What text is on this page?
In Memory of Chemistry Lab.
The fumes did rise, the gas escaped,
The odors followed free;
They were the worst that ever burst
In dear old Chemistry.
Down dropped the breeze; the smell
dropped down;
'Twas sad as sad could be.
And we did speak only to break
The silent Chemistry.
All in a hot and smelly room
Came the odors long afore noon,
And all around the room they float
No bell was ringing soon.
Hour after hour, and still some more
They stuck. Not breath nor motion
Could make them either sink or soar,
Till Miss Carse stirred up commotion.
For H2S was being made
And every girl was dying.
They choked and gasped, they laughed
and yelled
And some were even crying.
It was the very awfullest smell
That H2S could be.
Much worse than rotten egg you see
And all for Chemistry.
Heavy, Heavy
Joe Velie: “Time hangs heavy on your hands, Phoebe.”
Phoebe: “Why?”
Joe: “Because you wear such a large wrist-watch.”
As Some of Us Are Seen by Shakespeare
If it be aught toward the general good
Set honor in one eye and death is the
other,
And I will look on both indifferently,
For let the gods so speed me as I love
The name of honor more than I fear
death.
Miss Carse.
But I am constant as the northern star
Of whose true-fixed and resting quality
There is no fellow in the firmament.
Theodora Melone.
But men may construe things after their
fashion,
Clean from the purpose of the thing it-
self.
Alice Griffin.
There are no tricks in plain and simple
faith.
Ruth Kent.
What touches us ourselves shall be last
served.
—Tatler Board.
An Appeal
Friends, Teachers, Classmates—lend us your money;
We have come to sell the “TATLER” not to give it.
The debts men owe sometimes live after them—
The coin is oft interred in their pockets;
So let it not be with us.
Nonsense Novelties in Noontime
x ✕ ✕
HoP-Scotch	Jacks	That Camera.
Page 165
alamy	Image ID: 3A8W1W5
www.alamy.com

────

§ Short task:
Among the entries, how many lines contain the string "dropped"? Give the number without anything else.

§ The reply:
2